Tasks to carry out:
• A. According to the song article, on what date was "Whine Up" released?
• B. Extend the article on the song "Whine Up" by a few sentences, starting after its final sentence.

Passage shown:
Single by Nicky Jam featuring Anuel AA

from the album Íntimo
- Released: October 29, 2019
- Recorded: 2019
- Genre: Reggaeton
- Length: 3:35
- Label: La Industria Inc, Sony Music Latin
- Songwriter: Nick Rivera Caminero · Emmanuel Gazmey Santiago · Cristhian Mena · Juan Diego Medina Vélez · Rafael Regginalds Aponte · René Dasilva
- Producer: Saga White Black · Reggi El Auténtico · Oliver Ontañon

Nicky Jam singles chronology
| "Bota fuego" (2019) | "Whine Up" (2019) | "Que le dé (Remix)" (2019) |

= Whine Up (Nicky Jam song) =

"Whine Up" is a song by American reggaeton singer Nicky Jam, in collaboration with Puerto Rican rapper Anuel AA. It was released on October 29, 2019, by La Industria Inc and distributed by Sony Music Latin as the fourth single from Nicky Jam's album Íntimo.

Supplied information:
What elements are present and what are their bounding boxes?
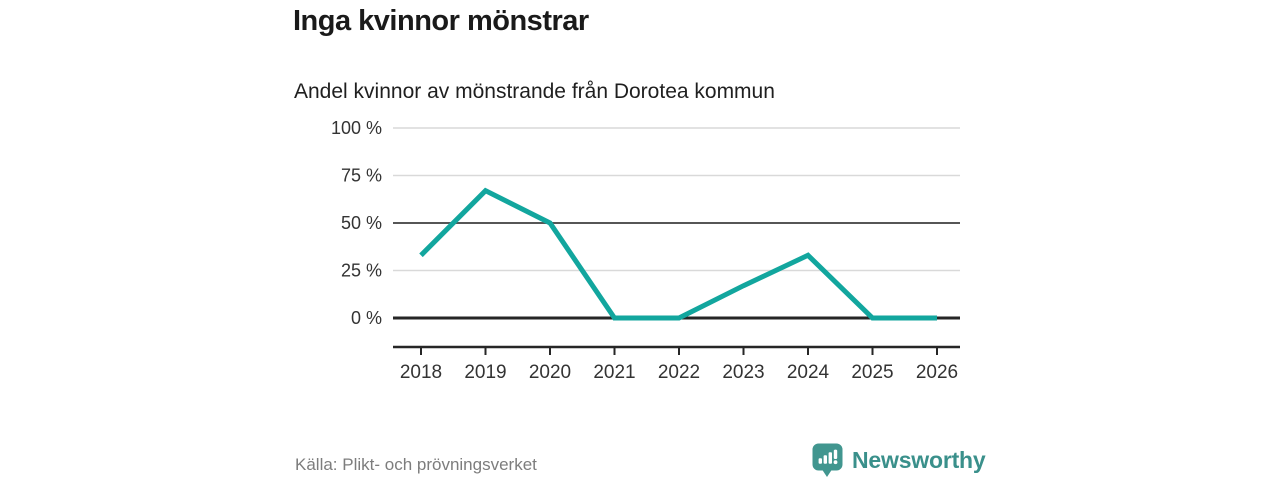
newsworthy-logo: Newsworthy xyxy=(812,443,986,478)
x-axis-tick-label: 2026 xyxy=(916,362,958,383)
x-axis-tick-label: 2023 xyxy=(722,362,764,383)
newsworthy-speech-bubble-chart-icon xyxy=(812,443,843,477)
y-axis-tick-label: 25 % xyxy=(341,261,382,281)
x-axis-tick-label: 2025 xyxy=(851,362,893,383)
y-axis-tick-label: 100 % xyxy=(331,118,382,138)
x-axis-tick-label: 2024 xyxy=(787,362,830,383)
x-axis-tick-label: 2020 xyxy=(529,362,571,383)
data-line xyxy=(419,187,937,321)
x-axis-tick-label: 2018 xyxy=(400,362,442,383)
brand-name: Newsworthy xyxy=(852,447,986,473)
chart-title: Inga kvinnor mönstrar xyxy=(293,5,589,37)
y-axis-tick-label: 0 % xyxy=(351,308,382,328)
x-axis-tick-label: 2021 xyxy=(593,362,635,383)
x-axis-tick-label: 2022 xyxy=(658,362,700,383)
chart-subtitle: Andel kvinnor av mönstrande från Dorotea… xyxy=(294,80,775,103)
x-axis-tick-label: 2019 xyxy=(464,362,506,383)
line-chart-canvas: 0 % 25 % 50 % 75 % 100 % 2018 2019 2020 2021 2022… xyxy=(331,118,960,383)
source-note: Källa: Plikt- och prövningsverket xyxy=(295,455,537,474)
line-chart: 0 % 25 % 50 % 75 % 100 % 2018 2019 2020 2021 2022… xyxy=(290,110,980,400)
y-axis-tick-label: 50 % xyxy=(341,213,382,233)
y-axis-tick-label: 75 % xyxy=(341,166,382,186)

Task-by-task results:
• A. October 29, 2019

• B.
== Commercial reception ==
In addition to appearing on major Billboard charts, the song garnered more than 200 million streams on Spotify.

== Music video ==
A music video was filmed in Miami and directed by Mike Ho. Both artists appear surrounded by a crowd of dancers showcasing their skills. The video surpassed 3 million views within the first 24 hours.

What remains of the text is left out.